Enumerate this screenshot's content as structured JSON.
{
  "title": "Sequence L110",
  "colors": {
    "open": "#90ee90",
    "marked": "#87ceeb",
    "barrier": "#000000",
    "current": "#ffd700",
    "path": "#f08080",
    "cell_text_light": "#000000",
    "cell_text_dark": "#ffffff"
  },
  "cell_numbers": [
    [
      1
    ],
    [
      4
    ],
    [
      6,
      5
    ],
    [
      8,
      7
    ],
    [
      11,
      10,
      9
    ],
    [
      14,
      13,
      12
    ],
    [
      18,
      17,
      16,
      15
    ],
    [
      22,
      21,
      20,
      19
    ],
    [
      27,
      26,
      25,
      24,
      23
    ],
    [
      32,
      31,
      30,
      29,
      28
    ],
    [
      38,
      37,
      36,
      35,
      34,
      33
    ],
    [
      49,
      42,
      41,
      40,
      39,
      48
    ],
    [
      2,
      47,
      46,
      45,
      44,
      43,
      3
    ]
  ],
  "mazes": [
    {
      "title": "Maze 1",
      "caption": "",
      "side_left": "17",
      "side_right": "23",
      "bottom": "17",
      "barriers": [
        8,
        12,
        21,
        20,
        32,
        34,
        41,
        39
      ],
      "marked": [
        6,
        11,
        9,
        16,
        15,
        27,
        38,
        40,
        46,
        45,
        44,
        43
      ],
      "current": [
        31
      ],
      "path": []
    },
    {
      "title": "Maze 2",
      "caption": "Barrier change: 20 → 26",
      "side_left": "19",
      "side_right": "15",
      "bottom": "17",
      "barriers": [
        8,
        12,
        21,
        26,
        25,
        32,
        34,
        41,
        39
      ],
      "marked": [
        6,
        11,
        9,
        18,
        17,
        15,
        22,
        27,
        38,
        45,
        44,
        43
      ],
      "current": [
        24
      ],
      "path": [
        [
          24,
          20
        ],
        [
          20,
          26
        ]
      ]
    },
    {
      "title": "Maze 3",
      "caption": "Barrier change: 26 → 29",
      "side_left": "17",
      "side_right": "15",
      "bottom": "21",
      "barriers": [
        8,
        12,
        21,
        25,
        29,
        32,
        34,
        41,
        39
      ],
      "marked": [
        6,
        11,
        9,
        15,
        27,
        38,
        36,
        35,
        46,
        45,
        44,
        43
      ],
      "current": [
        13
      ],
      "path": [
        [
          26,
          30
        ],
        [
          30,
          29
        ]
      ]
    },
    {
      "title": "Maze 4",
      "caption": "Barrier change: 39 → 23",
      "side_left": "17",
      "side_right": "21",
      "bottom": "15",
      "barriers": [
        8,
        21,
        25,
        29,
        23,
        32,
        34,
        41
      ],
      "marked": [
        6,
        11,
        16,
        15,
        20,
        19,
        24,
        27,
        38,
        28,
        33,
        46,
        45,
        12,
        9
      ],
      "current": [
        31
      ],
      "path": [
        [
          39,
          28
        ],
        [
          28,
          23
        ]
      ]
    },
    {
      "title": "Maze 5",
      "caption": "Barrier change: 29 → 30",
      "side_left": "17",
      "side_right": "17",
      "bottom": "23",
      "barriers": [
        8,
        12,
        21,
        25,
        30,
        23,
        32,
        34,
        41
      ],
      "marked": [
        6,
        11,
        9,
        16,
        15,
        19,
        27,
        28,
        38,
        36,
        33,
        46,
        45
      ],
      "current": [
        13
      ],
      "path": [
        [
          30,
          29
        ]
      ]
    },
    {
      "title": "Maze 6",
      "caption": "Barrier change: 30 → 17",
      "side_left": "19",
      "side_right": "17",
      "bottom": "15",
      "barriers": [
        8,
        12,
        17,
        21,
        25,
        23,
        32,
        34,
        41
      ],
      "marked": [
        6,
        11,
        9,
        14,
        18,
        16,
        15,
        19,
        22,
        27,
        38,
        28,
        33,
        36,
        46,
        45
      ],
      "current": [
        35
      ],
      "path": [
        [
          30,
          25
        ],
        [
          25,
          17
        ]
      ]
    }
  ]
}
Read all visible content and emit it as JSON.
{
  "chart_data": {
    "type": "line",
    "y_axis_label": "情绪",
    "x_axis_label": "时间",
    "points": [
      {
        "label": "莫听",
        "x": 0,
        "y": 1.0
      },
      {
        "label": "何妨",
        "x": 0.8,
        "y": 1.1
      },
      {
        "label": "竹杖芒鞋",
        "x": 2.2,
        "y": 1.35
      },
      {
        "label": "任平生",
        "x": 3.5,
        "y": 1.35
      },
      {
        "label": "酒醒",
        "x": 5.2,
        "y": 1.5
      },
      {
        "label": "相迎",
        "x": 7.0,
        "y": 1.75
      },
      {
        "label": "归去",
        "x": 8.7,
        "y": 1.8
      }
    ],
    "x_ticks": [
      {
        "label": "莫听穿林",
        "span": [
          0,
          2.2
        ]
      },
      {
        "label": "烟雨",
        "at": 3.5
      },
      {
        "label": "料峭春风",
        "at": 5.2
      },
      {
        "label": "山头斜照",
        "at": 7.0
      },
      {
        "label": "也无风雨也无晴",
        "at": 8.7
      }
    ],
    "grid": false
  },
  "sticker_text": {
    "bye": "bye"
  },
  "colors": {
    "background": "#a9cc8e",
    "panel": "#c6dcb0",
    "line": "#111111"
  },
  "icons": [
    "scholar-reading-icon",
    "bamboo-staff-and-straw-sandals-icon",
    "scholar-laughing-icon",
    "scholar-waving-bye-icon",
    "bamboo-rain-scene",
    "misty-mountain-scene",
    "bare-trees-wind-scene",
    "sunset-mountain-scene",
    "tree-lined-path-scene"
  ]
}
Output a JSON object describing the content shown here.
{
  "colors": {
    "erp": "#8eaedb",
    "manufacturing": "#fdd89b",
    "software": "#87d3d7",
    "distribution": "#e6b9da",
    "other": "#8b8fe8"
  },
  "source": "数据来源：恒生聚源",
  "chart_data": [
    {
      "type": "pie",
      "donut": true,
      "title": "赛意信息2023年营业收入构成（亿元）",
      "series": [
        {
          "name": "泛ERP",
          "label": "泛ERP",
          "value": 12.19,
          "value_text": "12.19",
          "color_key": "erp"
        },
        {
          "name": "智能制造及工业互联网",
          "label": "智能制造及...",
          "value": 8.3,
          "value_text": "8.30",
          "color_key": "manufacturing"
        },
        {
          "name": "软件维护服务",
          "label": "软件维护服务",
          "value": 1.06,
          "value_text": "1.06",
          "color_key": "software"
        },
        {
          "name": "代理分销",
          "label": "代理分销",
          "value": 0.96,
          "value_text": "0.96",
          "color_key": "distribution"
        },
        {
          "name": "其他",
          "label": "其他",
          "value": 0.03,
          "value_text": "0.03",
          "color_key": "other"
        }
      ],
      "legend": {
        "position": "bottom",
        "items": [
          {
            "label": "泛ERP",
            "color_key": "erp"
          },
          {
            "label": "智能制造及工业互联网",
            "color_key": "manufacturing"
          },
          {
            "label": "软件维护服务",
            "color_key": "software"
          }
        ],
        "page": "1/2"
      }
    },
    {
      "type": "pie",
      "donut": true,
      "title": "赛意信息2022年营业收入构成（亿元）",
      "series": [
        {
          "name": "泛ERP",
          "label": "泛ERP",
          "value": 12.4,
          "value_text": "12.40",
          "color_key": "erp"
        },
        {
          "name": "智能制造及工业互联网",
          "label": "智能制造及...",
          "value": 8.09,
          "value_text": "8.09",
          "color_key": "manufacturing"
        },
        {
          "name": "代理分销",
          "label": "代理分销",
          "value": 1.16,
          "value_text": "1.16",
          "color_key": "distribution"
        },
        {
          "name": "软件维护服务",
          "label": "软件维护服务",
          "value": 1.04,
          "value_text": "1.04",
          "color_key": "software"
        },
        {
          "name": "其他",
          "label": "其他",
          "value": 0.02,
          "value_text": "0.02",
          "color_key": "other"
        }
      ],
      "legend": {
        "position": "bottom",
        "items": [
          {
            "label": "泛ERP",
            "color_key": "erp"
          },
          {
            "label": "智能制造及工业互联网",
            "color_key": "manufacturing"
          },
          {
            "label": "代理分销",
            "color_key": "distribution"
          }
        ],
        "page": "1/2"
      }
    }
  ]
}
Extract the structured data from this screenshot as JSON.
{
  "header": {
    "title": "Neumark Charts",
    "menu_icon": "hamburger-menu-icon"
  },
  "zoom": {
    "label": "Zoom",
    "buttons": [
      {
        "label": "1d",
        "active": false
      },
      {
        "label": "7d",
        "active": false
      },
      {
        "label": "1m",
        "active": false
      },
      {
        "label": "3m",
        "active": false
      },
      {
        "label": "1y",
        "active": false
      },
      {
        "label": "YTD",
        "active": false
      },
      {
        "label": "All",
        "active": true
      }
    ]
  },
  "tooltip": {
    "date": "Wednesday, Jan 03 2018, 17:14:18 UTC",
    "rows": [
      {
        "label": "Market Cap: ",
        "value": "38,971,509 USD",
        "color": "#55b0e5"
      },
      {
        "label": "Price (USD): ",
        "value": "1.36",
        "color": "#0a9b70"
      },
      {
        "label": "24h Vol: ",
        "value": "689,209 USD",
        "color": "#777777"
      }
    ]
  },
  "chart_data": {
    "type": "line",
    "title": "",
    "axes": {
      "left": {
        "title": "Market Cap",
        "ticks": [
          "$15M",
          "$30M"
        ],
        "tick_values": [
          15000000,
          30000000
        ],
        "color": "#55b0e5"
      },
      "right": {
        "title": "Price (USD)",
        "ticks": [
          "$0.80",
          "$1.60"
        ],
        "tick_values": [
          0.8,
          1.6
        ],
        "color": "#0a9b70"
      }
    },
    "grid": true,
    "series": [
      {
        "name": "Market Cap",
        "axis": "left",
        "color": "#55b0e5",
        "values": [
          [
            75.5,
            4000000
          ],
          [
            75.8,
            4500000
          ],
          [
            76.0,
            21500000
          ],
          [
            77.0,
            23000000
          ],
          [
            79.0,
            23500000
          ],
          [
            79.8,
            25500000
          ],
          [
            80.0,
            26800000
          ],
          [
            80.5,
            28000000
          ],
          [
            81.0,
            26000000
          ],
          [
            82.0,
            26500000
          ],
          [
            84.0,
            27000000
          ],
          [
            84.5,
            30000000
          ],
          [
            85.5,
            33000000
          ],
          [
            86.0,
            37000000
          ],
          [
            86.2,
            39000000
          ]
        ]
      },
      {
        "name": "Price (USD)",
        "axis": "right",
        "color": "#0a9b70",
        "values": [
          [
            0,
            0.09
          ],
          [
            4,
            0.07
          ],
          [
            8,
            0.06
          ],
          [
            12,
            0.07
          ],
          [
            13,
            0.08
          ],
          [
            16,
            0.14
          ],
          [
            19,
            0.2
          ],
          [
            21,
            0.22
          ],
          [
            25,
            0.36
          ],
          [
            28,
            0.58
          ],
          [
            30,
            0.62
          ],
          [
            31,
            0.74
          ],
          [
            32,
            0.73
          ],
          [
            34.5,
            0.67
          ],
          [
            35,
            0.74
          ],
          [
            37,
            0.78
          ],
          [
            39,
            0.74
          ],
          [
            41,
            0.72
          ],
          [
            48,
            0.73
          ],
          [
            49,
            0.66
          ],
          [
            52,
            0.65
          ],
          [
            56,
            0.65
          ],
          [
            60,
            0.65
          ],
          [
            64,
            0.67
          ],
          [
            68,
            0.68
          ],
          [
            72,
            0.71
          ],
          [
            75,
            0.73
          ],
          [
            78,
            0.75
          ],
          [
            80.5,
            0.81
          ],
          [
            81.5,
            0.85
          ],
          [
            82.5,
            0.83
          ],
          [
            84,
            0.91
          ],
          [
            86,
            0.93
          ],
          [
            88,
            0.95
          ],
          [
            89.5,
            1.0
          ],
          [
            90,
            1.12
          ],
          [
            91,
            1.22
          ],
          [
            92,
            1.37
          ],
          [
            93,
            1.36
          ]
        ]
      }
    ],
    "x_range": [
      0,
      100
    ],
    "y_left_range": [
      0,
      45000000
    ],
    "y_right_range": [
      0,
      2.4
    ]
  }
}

* DIRECTIVE *
Identify the lines of the data that contain the word "JSON". Copy each of them.

* FULL ANSWER *
Enumerate this screenshot's content as structured JSON.
Read all visible content and emit it as JSON.
Output a JSON object describing the content shown here.
Extract the structured data from this screenshot as JSON.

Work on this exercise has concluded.